* [GIVEN INSTRUCTION]
Omit every picture and return the rest of the data unaltered.

* [DATASET RECORDS]
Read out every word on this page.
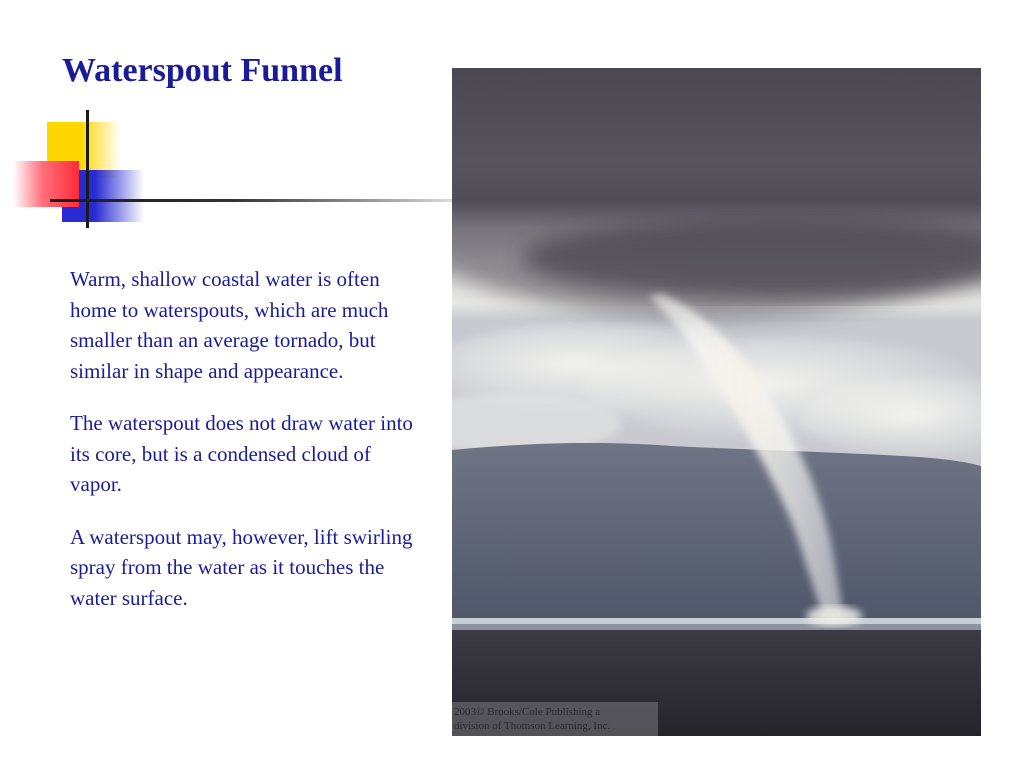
Waterspout Funnel

Warm, shallow coastal water is often home to waterspouts, which are much smaller than an average tornado, but similar in shape and appearance.

The waterspout does not draw water into its core, but is a condensed cloud of vapor.

A waterspout may, however, lift swirling spray from the water as it touches the water surface.

2003© Brooks/Cole Publishing a
division of Thomson Learning, Inc.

* [TASK RESPONSE]
Read out every word on this page.
Waterspout Funnel

Warm, shallow coastal water is often home to waterspouts, which are much smaller than an average tornado, but similar in shape and appearance.

The waterspout does not draw water into its core, but is a condensed cloud of vapor.

A waterspout may, however, lift swirling spray from the water as it touches the water surface.

2003© Brooks/Cole Publishing a
division of Thomson Learning, Inc.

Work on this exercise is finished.